■ What this task involves
Repeat all the records exactly, omitting pictures.

------------------------

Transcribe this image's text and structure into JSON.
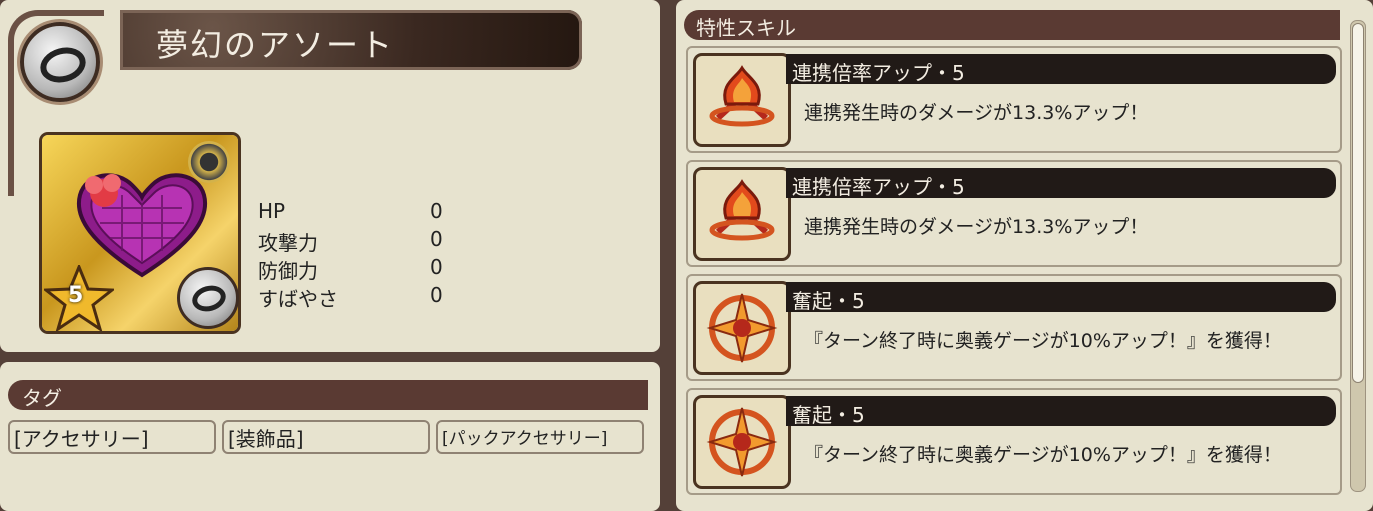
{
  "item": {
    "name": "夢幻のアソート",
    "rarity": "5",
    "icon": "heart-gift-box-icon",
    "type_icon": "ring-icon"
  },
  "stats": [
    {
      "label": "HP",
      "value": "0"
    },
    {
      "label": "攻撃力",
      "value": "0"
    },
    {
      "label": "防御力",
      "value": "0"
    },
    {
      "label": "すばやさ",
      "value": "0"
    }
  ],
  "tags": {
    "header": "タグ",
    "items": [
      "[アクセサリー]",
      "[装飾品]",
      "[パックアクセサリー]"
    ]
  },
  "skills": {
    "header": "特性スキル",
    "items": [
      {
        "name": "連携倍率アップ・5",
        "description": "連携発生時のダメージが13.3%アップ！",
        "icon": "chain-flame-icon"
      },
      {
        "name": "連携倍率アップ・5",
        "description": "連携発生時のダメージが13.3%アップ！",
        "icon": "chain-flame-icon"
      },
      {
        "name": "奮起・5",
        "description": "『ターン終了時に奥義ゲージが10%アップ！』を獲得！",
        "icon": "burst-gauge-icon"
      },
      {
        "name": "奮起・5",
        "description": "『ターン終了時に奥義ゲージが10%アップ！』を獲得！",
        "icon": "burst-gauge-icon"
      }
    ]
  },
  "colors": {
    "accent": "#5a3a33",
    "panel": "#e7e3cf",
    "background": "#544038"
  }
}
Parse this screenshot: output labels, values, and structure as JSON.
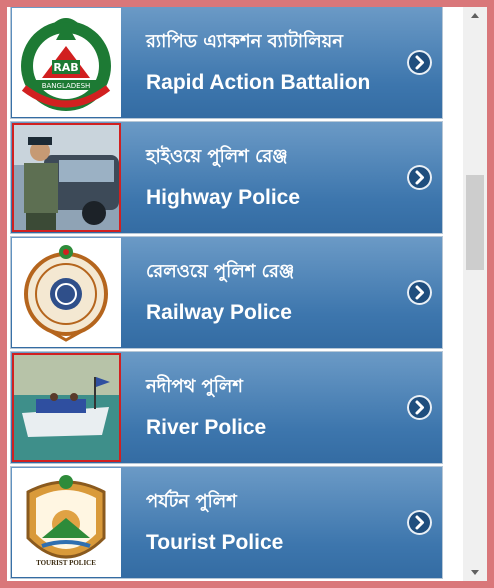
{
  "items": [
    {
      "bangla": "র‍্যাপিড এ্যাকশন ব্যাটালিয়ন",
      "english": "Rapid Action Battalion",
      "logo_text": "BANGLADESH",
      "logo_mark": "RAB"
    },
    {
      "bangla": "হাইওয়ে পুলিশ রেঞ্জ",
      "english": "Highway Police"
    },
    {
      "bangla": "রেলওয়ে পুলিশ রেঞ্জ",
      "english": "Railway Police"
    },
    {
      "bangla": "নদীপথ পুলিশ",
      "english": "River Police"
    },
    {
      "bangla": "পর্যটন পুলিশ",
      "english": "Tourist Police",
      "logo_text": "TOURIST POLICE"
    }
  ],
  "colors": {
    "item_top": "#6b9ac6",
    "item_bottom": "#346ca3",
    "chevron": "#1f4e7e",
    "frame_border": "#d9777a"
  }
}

------------------------

■ Solved problem
Transcribe this image's text and structure into JSON.
{
  "item": {
    "name": "夢幻のアソート",
    "rarity": "5",
    "icon": "heart-gift-box-icon",
    "type_icon": "ring-icon"
  },
  "stats": [
    {
      "label": "HP",
      "value": "0"
    },
    {
      "label": "攻撃力",
      "value": "0"
    },
    {
      "label": "防御力",
      "value": "0"
    },
    {
      "label": "すばやさ",
      "value": "0"
    }
  ],
  "tags": {
    "header": "タグ",
    "items": [
      "[アクセサリー]",
      "[装飾品]",
      "[パックアクセサリー]"
    ]
  },
  "skills": {
    "header": "特性スキル",
    "items": [
      {
        "name": "連携倍率アップ・5",
        "description": "連携発生時のダメージが13.3%アップ！",
        "icon": "chain-flame-icon"
      },
      {
        "name": "連携倍率アップ・5",
        "description": "連携発生時のダメージが13.3%アップ！",
        "icon": "chain-flame-icon"
      },
      {
        "name": "奮起・5",
        "description": "『ターン終了時に奥義ゲージが10%アップ！』を獲得！",
        "icon": "burst-gauge-icon"
      },
      {
        "name": "奮起・5",
        "description": "『ターン終了時に奥義ゲージが10%アップ！』を獲得！",
        "icon": "burst-gauge-icon"
      }
    ]
  },
  "colors": {
    "accent": "#5a3a33",
    "panel": "#e7e3cf",
    "background": "#544038"
  }
}
Parse this screenshot: output labels, values, and structure as JSON.
{
  "items": [
    {
      "bangla": "র‍্যাপিড এ্যাকশন ব্যাটালিয়ন",
      "english": "Rapid Action Battalion",
      "logo_text": "BANGLADESH",
      "logo_mark": "RAB"
    },
    {
      "bangla": "হাইওয়ে পুলিশ রেঞ্জ",
      "english": "Highway Police"
    },
    {
      "bangla": "রেলওয়ে পুলিশ রেঞ্জ",
      "english": "Railway Police"
    },
    {
      "bangla": "নদীপথ পুলিশ",
      "english": "River Police"
    },
    {
      "bangla": "পর্যটন পুলিশ",
      "english": "Tourist Police",
      "logo_text": "TOURIST POLICE"
    }
  ],
  "colors": {
    "item_top": "#6b9ac6",
    "item_bottom": "#346ca3",
    "chevron": "#1f4e7e",
    "frame_border": "#d9777a"
  }
}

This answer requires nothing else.